» Required task A:
Copy the entries line for line, starting at the line that contains "back-button[interactable]: ← RETOUR" and ending at the line that contains "euro-addon: € bbox=[697, 362, 721, 386]", with both of those lines included.

---------- Selection

As I've said before, "The Star Splitter" by Robert Frost is a favorite poem of mine and many amateur astronomers, not only because it captures the wonder of starry nights, but because it captures the obsession – and the pressure on family budgets - in a way that all of us caught up in this hobby know all too well.

double star

(Click image at right for larger version.)

But I now know at least one guy for whom this poem was deciding factor in a strange and wonderful series of coincidences. He's my friend Bob Magnuson who had to scrounge long and hard for his scope and when he finally decided to buy it, it was a very difficult decision. But I'll let Bob tell that story because it meshes so well with the poem. First, the relevant lines from "The Star Splitter:"

. . . So Brad McLaughlin mingled reckless talk
Of heavenly stars with hugger-mugger farming,
Till having failed at hugger-mugger farming
He burned his house down for the fire insurance
And spent the proceeds on a telescope
To satisfy a lifelong curiosity
About our place among the infinities.

‘What do you want with one of those blame things?’
I asked him well beforehand. ‘Don’t you get one!’

‘Don’t call it blamed; there isn’t anything
More blameless in the sense of being less
A weapon in our human fight,’ he said.
. . .
He had been heard to say by several:
‘The best thing that we’re put here for’s to see;
The strongest thing that’s given us to see with’s
A telescope. Someone in every town
Seems to me owes it to the town to keep one.
In Littleton it might as well be me.’

Keeping in mind that Brad was in Littleton, NH now read what Bob had to say when I quoted from this poem in another recent post.


May I sharesomething about Frost's poem, likewise a favorite of mine? Last year, I was contemplating buying my 15" dob from a total stranger in Ohio, and was worried about losing the money that I had so carefully horded for a 'real telescope.' I think it was Astronomy mag that published some of Frost's poems last spring, with 'The Star Splitter' as the crown jewel, which I agree it is.

--------------------

» Required task B:
Keep writing the piece on Frost's "The Star Splitter" and the telescope purchase, picking up right after its last sentence.

---------- Extracted data

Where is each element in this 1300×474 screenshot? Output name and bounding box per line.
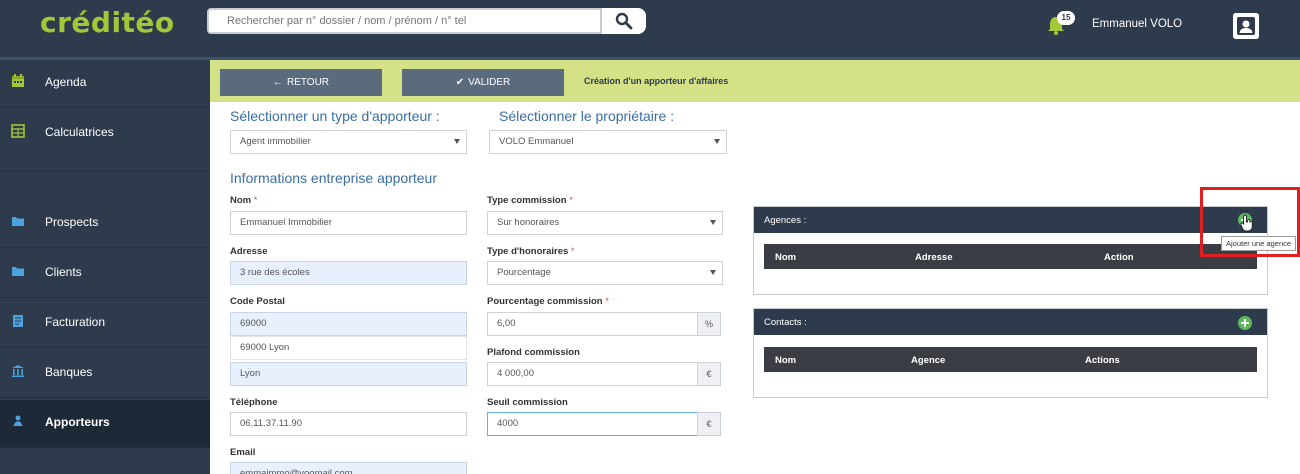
back-button[interactable]: ← RETOUR bbox=[220, 69, 382, 96]
sidebar-item-agenda[interactable]: Agenda bbox=[0, 60, 210, 108]
seuil-field[interactable]: 4000 bbox=[487, 412, 698, 436]
chevron-down-icon bbox=[714, 139, 720, 144]
search-icon bbox=[615, 12, 633, 30]
sidebar-item-label: Clients bbox=[45, 265, 82, 279]
back-button-label: RETOUR bbox=[286, 77, 330, 88]
seuil-label: Seuil commission bbox=[487, 397, 568, 408]
agences-table-header: Nom Adresse Action bbox=[764, 244, 1257, 269]
percent-addon: % bbox=[697, 312, 721, 336]
type-commission-label: Type commission * bbox=[487, 195, 573, 206]
pourcentage-field[interactable]: 6,00 bbox=[487, 312, 698, 336]
add-contact-button[interactable] bbox=[1238, 316, 1252, 330]
type-apporteur-heading: Sélectionner un type d'apporteur : bbox=[230, 108, 440, 124]
user-profile-icon[interactable] bbox=[1233, 13, 1259, 39]
sidebar-item-label: Agenda bbox=[45, 75, 87, 89]
ville-field[interactable]: Lyon bbox=[230, 362, 467, 386]
check-icon: ✔ bbox=[455, 77, 465, 88]
plafond-label: Plafond commission bbox=[487, 347, 580, 358]
code-postal-label: Code Postal bbox=[230, 296, 285, 307]
euro-addon: € bbox=[697, 362, 721, 386]
sidebar-item-clients[interactable]: Clients bbox=[0, 250, 210, 298]
type-honoraires-select[interactable]: Pourcentage bbox=[487, 261, 723, 285]
type-commission-select[interactable]: Sur honoraires bbox=[487, 211, 723, 235]
nom-label: Nom * bbox=[230, 195, 258, 206]
adresse-label: Adresse bbox=[230, 246, 268, 257]
chevron-down-icon bbox=[710, 220, 716, 225]
sidebar-item-label: Calculatrices bbox=[45, 125, 114, 139]
type-apporteur-value: Agent immobilier bbox=[240, 136, 311, 147]
sidebar-item-prospects[interactable]: Prospects bbox=[0, 200, 210, 248]
invoice-icon bbox=[13, 315, 23, 327]
type-commission-value: Sur honoraires bbox=[497, 217, 560, 228]
telephone-label: Téléphone bbox=[230, 397, 278, 408]
contacts-panel-title: Contacts : bbox=[754, 309, 1267, 335]
column-header-actions[interactable]: Actions bbox=[1085, 355, 1120, 366]
chevron-down-icon bbox=[710, 270, 716, 275]
sidebar-item-apporteurs[interactable]: Apporteurs bbox=[0, 400, 210, 448]
arrow-left-icon: ← bbox=[272, 77, 283, 88]
column-header-adresse[interactable]: Adresse bbox=[915, 252, 953, 263]
sidebar-item-label: Banques bbox=[45, 365, 93, 379]
sidebar-item-label: Prospects bbox=[45, 215, 99, 229]
nom-field[interactable]: Emmanuel Immobilier bbox=[230, 211, 467, 235]
proprietaire-value: VOLO Emmanuel bbox=[499, 136, 574, 147]
contacts-table-header: Nom Agence Actions bbox=[764, 347, 1257, 372]
sidebar-item-facturation[interactable]: Facturation bbox=[0, 300, 210, 348]
app-logo[interactable]: créditéo bbox=[40, 6, 175, 39]
calendar-icon bbox=[12, 74, 24, 87]
sidebar-item-banques[interactable]: Banques bbox=[0, 350, 210, 398]
plafond-field[interactable]: 4 000,00 bbox=[487, 362, 698, 386]
column-header-nom[interactable]: Nom bbox=[775, 355, 796, 366]
adresse-field[interactable]: 3 rue des écoles bbox=[230, 261, 467, 285]
notification-count-badge: 15 bbox=[1057, 11, 1075, 25]
chevron-down-icon bbox=[454, 139, 460, 144]
validate-button[interactable]: ✔ VALIDER bbox=[402, 69, 564, 96]
email-field[interactable]: emmaimmo@yoomail.com bbox=[230, 462, 467, 474]
agences-panel: Agences : Nom Adresse Action bbox=[753, 206, 1268, 295]
email-label: Email bbox=[230, 447, 256, 458]
top-bar: créditéo 15 Emmanuel VOLO bbox=[0, 0, 1300, 60]
pourcentage-label: Pourcentage commission * bbox=[487, 296, 609, 307]
type-honoraires-label: Type d'honoraires * bbox=[487, 246, 575, 257]
folder-icon bbox=[12, 267, 24, 276]
column-header-nom[interactable]: Nom bbox=[775, 252, 796, 263]
action-bar: ← RETOUR ✔ VALIDER Création d'un apporte… bbox=[210, 60, 1300, 102]
validate-button-label: VALIDER bbox=[468, 77, 511, 88]
hand-cursor-icon bbox=[1240, 214, 1253, 232]
telephone-field[interactable]: 06.11.37.11.90 bbox=[230, 412, 467, 436]
user-name[interactable]: Emmanuel VOLO bbox=[1092, 18, 1182, 30]
calculator-icon bbox=[11, 124, 25, 138]
city-suggestion-item[interactable]: 69000 Lyon bbox=[230, 336, 467, 360]
sidebar-item-calculatrices[interactable]: Calculatrices bbox=[0, 110, 210, 172]
page-title: Création d'un apporteur d'affaires bbox=[584, 76, 729, 86]
column-header-agence[interactable]: Agence bbox=[911, 355, 945, 366]
handshake-icon bbox=[13, 415, 23, 426]
search-input[interactable] bbox=[207, 8, 602, 34]
search-button[interactable] bbox=[602, 8, 646, 34]
sidebar-item-label: Facturation bbox=[45, 315, 106, 329]
code-postal-field[interactable]: 69000 bbox=[230, 312, 467, 336]
proprietaire-heading: Sélectionner le propriétaire : bbox=[499, 108, 675, 124]
column-header-action[interactable]: Action bbox=[1104, 252, 1134, 263]
contacts-panel: Contacts : Nom Agence Actions bbox=[753, 308, 1268, 398]
type-apporteur-select[interactable]: Agent immobilier bbox=[230, 130, 467, 154]
section-title: Informations entreprise apporteur bbox=[230, 170, 437, 186]
sidebar: Agenda Calculatrices Prospects Clients F… bbox=[0, 60, 210, 474]
bank-icon bbox=[12, 365, 24, 377]
folder-icon bbox=[12, 217, 24, 226]
proprietaire-select[interactable]: VOLO Emmanuel bbox=[489, 130, 727, 154]
sidebar-item-label: Apporteurs bbox=[45, 415, 110, 429]
agences-panel-title: Agences : bbox=[754, 207, 1267, 233]
type-honoraires-value: Pourcentage bbox=[497, 267, 551, 278]
euro-addon: € bbox=[697, 412, 721, 436]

--------------------

» Task output A:
back-button[interactable]: ← RETOUR bbox=[220, 69, 382, 96]
sidebar-item-agenda[interactable]: Agenda bbox=[0, 60, 210, 108]
seuil-field[interactable]: 4000 bbox=[487, 412, 698, 436]
chevron-down-icon bbox=[714, 139, 720, 144]
search-icon bbox=[615, 12, 633, 30]
sidebar-item-label: Clients bbox=[45, 265, 82, 279]
back-button-label: RETOUR bbox=[286, 77, 330, 88]
seuil-label: Seuil commission bbox=[487, 397, 568, 408]
agences-table-header: Nom Adresse Action bbox=[764, 244, 1257, 269]
percent-addon: % bbox=[697, 312, 721, 336]
type-commission-label: Type commission * bbox=[487, 195, 573, 206]
pourcentage-field[interactable]: 6,00 bbox=[487, 312, 698, 336]
add-contact-button[interactable] bbox=[1238, 316, 1252, 330]
type-apporteur-heading: Sélectionner un type d'apporteur : bbox=[230, 108, 440, 124]
user-profile-icon[interactable] bbox=[1233, 13, 1259, 39]
sidebar-item-label: Agenda bbox=[45, 75, 87, 89]
ville-field[interactable]: Lyon bbox=[230, 362, 467, 386]
check-icon: ✔ bbox=[455, 77, 465, 88]
plafond-label: Plafond commission bbox=[487, 347, 580, 358]
code-postal-label: Code Postal bbox=[230, 296, 285, 307]
euro-addon: € bbox=[697, 362, 721, 386]

» Task output B:
It must have been twenty years since I had read that poem, but I have visited the Frost Museum, in the house where he summered in Sugar Hill, NH, and I like Frost's work. Well, reading that poem again became like a Bible revelation to me, since the telescope that I was contemplating was a Starsplitter brand, and I was sitting in my in-law's living room as I read the magazine, in Littleton, NH. And of course you know the other line in the poem - 'In Littleton, it might as well be me.' I may be thick headed, but I got that message. I bought the telescope as soon as I got home.


I wrote Bob and asked his permission to publish his comments. He wrote back, giving the permission and added:

Believe me, the hairs stood up on my arm, and my poor mother-in-law could not understand what I was babbling and laughing about. An even stranger part of the story is that the mailman arrived just as we were backing out of the driveway to head north, and I grabbed the mail and threw it in the back seat. Otherwise, that magazine would have sat until Monday, and I would not have been in Littleton when I read it. Truth can be stranger than fiction.

My wife has often accused me of burning the barn and a lot else to support this 'endless hobby'. She allows as how Frost really understood amateur astronomers to have even put that 'horrible idea' in his poem. "That's awful" she said as I gleefully read the poem to her; then, after a very pregnant pause, she added "Don't get any ideas, Buster."

You gotta love it. Bren. I might add, has been more than generous in this respect as I keep bleeding the dwindling bank account to roam the universe alone and with friends. But I notice she doesn’t leave any matches lying around ;-)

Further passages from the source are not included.